■ **RAW DATA**
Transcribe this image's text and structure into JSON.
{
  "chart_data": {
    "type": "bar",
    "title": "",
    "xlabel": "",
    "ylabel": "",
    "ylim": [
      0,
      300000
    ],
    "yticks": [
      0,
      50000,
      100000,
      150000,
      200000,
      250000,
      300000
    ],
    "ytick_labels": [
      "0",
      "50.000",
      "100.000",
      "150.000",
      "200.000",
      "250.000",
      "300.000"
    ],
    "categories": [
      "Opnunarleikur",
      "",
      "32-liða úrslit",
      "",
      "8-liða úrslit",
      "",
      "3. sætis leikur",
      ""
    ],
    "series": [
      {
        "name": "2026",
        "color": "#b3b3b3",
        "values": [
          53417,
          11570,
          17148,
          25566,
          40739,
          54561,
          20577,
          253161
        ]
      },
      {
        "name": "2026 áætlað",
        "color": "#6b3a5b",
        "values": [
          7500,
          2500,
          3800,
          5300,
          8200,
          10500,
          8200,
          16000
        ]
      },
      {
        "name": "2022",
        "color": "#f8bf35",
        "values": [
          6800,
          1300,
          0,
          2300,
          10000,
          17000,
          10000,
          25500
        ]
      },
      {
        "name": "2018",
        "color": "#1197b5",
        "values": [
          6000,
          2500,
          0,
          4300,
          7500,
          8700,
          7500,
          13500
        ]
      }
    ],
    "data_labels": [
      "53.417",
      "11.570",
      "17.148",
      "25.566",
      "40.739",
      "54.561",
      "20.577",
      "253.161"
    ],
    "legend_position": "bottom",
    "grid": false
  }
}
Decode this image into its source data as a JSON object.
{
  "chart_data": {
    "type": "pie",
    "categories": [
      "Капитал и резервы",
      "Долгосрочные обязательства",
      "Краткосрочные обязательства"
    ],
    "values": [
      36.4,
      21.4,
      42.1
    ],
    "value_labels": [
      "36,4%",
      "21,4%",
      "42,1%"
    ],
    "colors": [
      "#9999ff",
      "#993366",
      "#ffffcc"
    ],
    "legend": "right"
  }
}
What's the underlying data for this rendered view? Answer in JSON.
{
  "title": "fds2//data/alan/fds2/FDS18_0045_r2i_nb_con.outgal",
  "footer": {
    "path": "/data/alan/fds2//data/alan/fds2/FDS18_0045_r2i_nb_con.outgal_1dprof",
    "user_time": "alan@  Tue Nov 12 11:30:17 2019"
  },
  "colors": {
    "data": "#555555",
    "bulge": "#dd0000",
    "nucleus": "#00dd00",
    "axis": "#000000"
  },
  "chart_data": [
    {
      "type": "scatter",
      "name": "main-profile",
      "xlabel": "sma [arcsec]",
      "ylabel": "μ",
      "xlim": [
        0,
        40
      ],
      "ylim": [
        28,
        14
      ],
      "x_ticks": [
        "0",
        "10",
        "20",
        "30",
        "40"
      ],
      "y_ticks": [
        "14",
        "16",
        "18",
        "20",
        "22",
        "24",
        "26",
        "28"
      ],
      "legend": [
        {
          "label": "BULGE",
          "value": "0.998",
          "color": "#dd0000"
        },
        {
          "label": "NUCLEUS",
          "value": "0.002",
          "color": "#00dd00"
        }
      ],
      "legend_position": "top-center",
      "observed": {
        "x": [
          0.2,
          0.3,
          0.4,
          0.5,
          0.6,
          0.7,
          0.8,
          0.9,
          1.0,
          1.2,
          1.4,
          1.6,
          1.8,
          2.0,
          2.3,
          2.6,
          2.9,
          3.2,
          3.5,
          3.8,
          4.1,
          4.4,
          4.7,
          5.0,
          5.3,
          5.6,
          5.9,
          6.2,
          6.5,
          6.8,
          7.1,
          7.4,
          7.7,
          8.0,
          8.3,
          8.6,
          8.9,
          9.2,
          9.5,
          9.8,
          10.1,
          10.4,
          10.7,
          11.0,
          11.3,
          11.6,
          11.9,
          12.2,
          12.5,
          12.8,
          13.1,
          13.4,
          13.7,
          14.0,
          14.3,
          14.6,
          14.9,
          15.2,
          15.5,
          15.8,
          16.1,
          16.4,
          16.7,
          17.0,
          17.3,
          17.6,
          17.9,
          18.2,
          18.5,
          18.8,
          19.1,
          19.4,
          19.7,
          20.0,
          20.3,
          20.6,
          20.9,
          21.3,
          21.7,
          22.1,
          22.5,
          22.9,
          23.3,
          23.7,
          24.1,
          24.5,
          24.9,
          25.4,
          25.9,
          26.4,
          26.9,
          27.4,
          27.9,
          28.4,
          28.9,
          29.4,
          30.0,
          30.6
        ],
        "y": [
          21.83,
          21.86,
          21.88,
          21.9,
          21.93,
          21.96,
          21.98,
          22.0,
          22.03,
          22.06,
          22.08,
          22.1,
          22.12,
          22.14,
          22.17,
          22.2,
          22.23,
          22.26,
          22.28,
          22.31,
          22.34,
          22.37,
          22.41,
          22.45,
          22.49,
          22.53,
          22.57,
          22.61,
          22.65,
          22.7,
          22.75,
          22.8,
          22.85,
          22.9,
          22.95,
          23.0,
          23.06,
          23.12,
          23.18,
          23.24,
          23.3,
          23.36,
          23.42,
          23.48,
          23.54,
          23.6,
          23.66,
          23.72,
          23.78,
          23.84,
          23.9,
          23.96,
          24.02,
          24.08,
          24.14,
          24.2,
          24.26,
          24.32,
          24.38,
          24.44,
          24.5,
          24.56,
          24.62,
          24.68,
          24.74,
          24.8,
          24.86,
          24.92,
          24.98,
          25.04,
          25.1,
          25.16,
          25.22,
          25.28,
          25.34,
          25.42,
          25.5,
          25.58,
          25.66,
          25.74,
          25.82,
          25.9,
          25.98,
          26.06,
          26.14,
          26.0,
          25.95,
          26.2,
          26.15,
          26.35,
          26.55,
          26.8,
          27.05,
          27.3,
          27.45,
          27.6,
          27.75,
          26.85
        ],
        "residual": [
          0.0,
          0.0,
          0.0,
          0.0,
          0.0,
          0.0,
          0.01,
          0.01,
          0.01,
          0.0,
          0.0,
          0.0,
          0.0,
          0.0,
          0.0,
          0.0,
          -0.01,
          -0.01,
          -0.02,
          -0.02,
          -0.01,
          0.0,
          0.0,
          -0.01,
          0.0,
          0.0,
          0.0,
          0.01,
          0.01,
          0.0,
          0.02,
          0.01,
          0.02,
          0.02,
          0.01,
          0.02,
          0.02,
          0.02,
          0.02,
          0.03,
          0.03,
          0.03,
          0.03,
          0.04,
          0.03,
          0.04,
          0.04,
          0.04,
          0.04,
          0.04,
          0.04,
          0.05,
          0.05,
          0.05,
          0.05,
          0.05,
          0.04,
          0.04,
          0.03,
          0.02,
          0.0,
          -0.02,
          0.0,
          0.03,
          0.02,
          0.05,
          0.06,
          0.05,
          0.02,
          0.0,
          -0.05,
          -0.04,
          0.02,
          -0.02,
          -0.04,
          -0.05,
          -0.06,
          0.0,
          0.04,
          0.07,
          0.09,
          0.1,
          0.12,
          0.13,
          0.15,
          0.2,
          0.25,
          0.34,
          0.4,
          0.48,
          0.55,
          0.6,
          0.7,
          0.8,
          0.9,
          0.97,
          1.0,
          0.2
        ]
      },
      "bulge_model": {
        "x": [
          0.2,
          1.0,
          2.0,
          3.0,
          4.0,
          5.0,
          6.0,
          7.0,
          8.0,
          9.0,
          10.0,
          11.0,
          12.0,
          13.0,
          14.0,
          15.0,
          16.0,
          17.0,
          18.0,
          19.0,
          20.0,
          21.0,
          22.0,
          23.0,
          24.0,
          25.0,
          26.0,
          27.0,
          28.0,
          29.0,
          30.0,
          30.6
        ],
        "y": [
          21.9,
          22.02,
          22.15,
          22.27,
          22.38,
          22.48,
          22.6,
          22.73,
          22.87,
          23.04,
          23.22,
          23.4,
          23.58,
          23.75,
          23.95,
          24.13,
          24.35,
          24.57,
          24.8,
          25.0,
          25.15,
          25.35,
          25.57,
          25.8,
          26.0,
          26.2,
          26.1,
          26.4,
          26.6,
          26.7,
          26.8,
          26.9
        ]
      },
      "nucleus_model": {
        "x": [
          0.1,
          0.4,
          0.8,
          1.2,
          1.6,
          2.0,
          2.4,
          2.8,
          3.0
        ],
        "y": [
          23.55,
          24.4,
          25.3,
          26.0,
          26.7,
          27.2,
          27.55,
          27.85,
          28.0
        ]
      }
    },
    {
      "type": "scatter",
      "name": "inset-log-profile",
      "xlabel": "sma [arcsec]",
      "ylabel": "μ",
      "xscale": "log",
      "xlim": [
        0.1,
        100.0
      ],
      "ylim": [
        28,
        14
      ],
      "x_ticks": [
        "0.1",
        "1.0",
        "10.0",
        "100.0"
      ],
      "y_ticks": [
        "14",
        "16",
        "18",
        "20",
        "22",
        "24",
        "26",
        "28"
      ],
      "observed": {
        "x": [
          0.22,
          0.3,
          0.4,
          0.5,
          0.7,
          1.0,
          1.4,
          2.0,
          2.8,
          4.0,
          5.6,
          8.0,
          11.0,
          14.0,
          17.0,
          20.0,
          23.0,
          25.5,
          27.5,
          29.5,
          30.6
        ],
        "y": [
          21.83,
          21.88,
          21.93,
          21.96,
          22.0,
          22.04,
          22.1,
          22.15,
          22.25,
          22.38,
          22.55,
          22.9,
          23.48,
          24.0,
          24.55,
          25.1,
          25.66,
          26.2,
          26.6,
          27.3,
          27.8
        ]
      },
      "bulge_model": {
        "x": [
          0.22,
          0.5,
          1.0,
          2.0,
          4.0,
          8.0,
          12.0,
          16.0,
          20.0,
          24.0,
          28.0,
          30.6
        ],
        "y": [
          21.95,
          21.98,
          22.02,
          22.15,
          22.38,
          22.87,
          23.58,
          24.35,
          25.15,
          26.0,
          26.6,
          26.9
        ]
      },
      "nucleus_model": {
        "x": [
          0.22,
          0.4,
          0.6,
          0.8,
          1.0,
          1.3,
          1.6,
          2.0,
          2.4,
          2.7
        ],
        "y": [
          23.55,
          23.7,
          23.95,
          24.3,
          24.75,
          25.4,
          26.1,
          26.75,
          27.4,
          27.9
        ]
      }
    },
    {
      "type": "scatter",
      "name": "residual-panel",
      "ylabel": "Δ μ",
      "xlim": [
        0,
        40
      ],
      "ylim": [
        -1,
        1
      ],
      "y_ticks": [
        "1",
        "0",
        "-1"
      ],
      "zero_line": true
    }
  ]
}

■ **TO DO**
In the entries above, locate every line with the word "alan" and copy it.

■ **ANSWER TO THE EXERCISE**
  "title": "fds2//data/alan/fds2/FDS18_0045_r2i_nb_con.outgal",
    "path": "/data/alan/fds2//data/alan/fds2/FDS18_0045_r2i_nb_con.outgal_1dprof",
    "user_time": "alan@  Tue Nov 12 11:30:17 2019"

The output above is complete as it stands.